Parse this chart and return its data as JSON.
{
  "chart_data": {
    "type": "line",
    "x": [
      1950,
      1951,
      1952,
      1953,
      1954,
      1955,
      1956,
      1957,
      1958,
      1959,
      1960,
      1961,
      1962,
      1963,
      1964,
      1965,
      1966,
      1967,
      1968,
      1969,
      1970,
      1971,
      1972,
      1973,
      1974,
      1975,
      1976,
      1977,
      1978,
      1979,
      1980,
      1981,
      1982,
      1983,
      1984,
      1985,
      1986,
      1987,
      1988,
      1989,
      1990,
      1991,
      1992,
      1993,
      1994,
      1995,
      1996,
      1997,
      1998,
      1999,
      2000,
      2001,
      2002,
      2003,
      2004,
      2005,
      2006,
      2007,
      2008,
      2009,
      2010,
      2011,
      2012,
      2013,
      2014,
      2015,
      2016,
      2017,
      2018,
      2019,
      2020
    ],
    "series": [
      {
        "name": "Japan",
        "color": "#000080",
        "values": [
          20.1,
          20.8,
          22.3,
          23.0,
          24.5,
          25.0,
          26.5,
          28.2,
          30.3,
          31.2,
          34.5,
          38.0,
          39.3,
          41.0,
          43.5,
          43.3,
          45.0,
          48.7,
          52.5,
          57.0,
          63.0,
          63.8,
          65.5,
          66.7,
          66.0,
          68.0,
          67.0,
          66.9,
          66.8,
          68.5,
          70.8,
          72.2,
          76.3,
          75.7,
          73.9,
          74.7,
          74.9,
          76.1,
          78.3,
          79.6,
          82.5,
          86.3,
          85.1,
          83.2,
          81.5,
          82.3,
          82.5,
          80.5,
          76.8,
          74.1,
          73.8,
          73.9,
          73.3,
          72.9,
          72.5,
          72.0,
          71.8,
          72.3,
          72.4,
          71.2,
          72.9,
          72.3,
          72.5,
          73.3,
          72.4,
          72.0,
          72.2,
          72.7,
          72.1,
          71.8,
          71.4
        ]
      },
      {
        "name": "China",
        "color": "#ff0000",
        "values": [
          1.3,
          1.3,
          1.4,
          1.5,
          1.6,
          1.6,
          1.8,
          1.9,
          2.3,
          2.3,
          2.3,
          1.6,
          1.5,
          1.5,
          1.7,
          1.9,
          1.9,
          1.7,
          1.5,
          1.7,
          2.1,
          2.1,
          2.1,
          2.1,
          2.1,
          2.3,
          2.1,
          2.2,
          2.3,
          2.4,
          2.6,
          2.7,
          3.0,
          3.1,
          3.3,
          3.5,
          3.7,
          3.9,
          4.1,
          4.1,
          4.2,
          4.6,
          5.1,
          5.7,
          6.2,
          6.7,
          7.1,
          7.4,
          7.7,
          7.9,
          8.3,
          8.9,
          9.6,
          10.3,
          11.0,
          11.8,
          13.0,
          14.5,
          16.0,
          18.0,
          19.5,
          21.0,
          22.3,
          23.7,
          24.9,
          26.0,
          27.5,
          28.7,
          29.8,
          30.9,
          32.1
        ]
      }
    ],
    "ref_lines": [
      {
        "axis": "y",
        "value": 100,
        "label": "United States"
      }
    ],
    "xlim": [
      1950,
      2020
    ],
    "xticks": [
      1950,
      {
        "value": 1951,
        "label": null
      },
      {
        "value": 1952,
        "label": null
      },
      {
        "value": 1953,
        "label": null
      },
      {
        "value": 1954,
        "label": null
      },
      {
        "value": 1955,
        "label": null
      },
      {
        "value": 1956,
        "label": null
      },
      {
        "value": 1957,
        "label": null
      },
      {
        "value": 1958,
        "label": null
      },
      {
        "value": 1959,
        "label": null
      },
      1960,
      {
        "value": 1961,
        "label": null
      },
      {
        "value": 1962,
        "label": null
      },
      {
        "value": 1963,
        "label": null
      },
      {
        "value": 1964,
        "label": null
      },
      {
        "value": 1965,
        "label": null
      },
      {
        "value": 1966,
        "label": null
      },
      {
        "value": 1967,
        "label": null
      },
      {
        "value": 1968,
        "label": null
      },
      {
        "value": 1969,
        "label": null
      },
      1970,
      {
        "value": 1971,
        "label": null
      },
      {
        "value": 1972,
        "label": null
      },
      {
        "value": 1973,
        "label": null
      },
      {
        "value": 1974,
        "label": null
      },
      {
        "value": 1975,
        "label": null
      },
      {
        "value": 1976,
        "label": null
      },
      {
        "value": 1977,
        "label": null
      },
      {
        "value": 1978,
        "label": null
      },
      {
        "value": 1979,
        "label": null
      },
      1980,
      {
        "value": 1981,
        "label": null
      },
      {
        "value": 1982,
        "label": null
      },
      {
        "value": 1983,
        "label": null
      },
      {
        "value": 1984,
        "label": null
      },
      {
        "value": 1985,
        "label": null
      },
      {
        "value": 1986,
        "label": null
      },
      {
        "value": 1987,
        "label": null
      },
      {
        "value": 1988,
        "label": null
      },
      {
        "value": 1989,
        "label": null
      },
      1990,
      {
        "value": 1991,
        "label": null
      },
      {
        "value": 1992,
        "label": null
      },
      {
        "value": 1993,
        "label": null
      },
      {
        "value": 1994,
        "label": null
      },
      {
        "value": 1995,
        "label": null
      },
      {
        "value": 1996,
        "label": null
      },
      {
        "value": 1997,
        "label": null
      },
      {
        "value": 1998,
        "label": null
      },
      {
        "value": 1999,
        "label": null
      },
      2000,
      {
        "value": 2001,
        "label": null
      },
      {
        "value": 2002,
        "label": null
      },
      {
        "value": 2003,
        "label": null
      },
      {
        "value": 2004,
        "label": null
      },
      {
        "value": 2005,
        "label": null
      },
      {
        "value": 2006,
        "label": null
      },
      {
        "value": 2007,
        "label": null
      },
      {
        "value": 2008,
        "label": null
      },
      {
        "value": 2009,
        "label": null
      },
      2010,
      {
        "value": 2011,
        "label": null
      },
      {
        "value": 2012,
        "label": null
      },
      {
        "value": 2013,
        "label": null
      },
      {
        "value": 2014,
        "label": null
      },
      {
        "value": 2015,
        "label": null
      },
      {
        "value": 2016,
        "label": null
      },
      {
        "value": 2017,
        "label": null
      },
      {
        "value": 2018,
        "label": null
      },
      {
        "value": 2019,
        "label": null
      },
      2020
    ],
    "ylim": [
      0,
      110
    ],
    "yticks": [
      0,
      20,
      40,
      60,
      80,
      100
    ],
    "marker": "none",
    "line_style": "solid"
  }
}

+++

WORK TO COMPLETE
Go through the material above line by line and copy it exactly.

FULL RESPONSE
Parse this chart and return its data as JSON.
{
  "chart_data": {
    "type": "line",
    "x": [
      1950,
      1951,
      1952,
      1953,
      1954,
      1955,
      1956,
      1957,
      1958,
      1959,
      1960,
      1961,
      1962,
      1963,
      1964,
      1965,
      1966,
      1967,
      1968,
      1969,
      1970,
      1971,
      1972,
      1973,
      1974,
      1975,
      1976,
      1977,
      1978,
      1979,
      1980,
      1981,
      1982,
      1983,
      1984,
      1985,
      1986,
      1987,
      1988,
      1989,
      1990,
      1991,
      1992,
      1993,
      1994,
      1995,
      1996,
      1997,
      1998,
      1999,
      2000,
      2001,
      2002,
      2003,
      2004,
      2005,
      2006,
      2007,
      2008,
      2009,
      2010,
      2011,
      2012,
      2013,
      2014,
      2015,
      2016,
      2017,
      2018,
      2019,
      2020
    ],
    "series": [
      {
        "name": "Japan",
        "color": "#000080",
        "values": [
          20.1,
          20.8,
          22.3,
          23.0,
          24.5,
          25.0,
          26.5,
          28.2,
          30.3,
          31.2,
          34.5,
          38.0,
          39.3,
          41.0,
          43.5,
          43.3,
          45.0,
          48.7,
          52.5,
          57.0,
          63.0,
          63.8,
          65.5,
          66.7,
          66.0,
          68.0,
          67.0,
          66.9,
          66.8,
          68.5,
          70.8,
          72.2,
          76.3,
          75.7,
          73.9,
          74.7,
          74.9,
          76.1,
          78.3,
          79.6,
          82.5,
          86.3,
          85.1,
          83.2,
          81.5,
          82.3,
          82.5,
          80.5,
          76.8,
          74.1,
          73.8,
          73.9,
          73.3,
          72.9,
          72.5,
          72.0,
          71.8,
          72.3,
          72.4,
          71.2,
          72.9,
          72.3,
          72.5,
          73.3,
          72.4,
          72.0,
          72.2,
          72.7,
          72.1,
          71.8,
          71.4
        ]
      },
      {
        "name": "China",
        "color": "#ff0000",
        "values": [
          1.3,
          1.3,
          1.4,
          1.5,
          1.6,
          1.6,
          1.8,
          1.9,
          2.3,
          2.3,
          2.3,
          1.6,
          1.5,
          1.5,
          1.7,
          1.9,
          1.9,
          1.7,
          1.5,
          1.7,
          2.1,
          2.1,
          2.1,
          2.1,
          2.1,
          2.3,
          2.1,
          2.2,
          2.3,
          2.4,
          2.6,
          2.7,
          3.0,
          3.1,
          3.3,
          3.5,
          3.7,
          3.9,
          4.1,
          4.1,
          4.2,
          4.6,
          5.1,
          5.7,
          6.2,
          6.7,
          7.1,
          7.4,
          7.7,
          7.9,
          8.3,
          8.9,
          9.6,
          10.3,
          11.0,
          11.8,
          13.0,
          14.5,
          16.0,
          18.0,
          19.5,
          21.0,
          22.3,
          23.7,
          24.9,
          26.0,
          27.5,
          28.7,
          29.8,
          30.9,
          32.1
        ]
      }
    ],
    "ref_lines": [
      {
        "axis": "y",
        "value": 100,
        "label": "United States"
      }
    ],
    "xlim": [
      1950,
      2020
    ],
    "xticks": [
      1950,
      {
        "value": 1951,
        "label": null
      },
      {
        "value": 1952,
        "label": null
      },
      {
        "value": 1953,
        "label": null
      },
      {
        "value": 1954,
        "label": null
      },
      {
        "value": 1955,
        "label": null
      },
      {
        "value": 1956,
        "label": null
      },
      {
        "value": 1957,
        "label": null
      },
      {
        "value": 1958,
        "label": null
      },
      {
        "value": 1959,
        "label": null
      },
      1960,
      {
        "value": 1961,
        "label": null
      },
      {
        "value": 1962,
        "label": null
      },
      {
        "value": 1963,
        "label": null
      },
      {
        "value": 1964,
        "label": null
      },
      {
        "value": 1965,
        "label": null
      },
      {
        "value": 1966,
        "label": null
      },
      {
        "value": 1967,
        "label": null
      },
      {
        "value": 1968,
        "label": null
      },
      {
        "value": 1969,
        "label": null
      },
      1970,
      {
        "value": 1971,
        "label": null
      },
      {
        "value": 1972,
        "label": null
      },
      {
        "value": 1973,
        "label": null
      },
      {
        "value": 1974,
        "label": null
      },
      {
        "value": 1975,
        "label": null
      },
      {
        "value": 1976,
        "label": null
      },
      {
        "value": 1977,
        "label": null
      },
      {
        "value": 1978,
        "label": null
      },
      {
        "value": 1979,
        "label": null
      },
      1980,
      {
        "value": 1981,
        "label": null
      },
      {
        "value": 1982,
        "label": null
      },
      {
        "value": 1983,
        "label": null
      },
      {
        "value": 1984,
        "label": null
      },
      {
        "value": 1985,
        "label": null
      },
      {
        "value": 1986,
        "label": null
      },
      {
        "value": 1987,
        "label": null
      },
      {
        "value": 1988,
        "label": null
      },
      {
        "value": 1989,
        "label": null
      },
      1990,
      {
        "value": 1991,
        "label": null
      },
      {
        "value": 1992,
        "label": null
      },
      {
        "value": 1993,
        "label": null
      },
      {
        "value": 1994,
        "label": null
      },
      {
        "value": 1995,
        "label": null
      },
      {
        "value": 1996,
        "label": null
      },
      {
        "value": 1997,
        "label": null
      },
      {
        "value": 1998,
        "label": null
      },
      {
        "value": 1999,
        "label": null
      },
      2000,
      {
        "value": 2001,
        "label": null
      },
      {
        "value": 2002,
        "label": null
      },
      {
        "value": 2003,
        "label": null
      },
      {
        "value": 2004,
        "label": null
      },
      {
        "value": 2005,
        "label": null
      },
      {
        "value": 2006,
        "label": null
      },
      {
        "value": 2007,
        "label": null
      },
      {
        "value": 2008,
        "label": null
      },
      {
        "value": 2009,
        "label": null
      },
      2010,
      {
        "value": 2011,
        "label": null
      },
      {
        "value": 2012,
        "label": null
      },
      {
        "value": 2013,
        "label": null
      },
      {
        "value": 2014,
        "label": null
      },
      {
        "value": 2015,
        "label": null
      },
      {
        "value": 2016,
        "label": null
      },
      {
        "value": 2017,
        "label": null
      },
      {
        "value": 2018,
        "label": null
      },
      {
        "value": 2019,
        "label": null
      },
      2020
    ],
    "ylim": [
      0,
      110
    ],
    "yticks": [
      0,
      20,
      40,
      60,
      80,
      100
    ],
    "marker": "none",
    "line_style": "solid"
  }
}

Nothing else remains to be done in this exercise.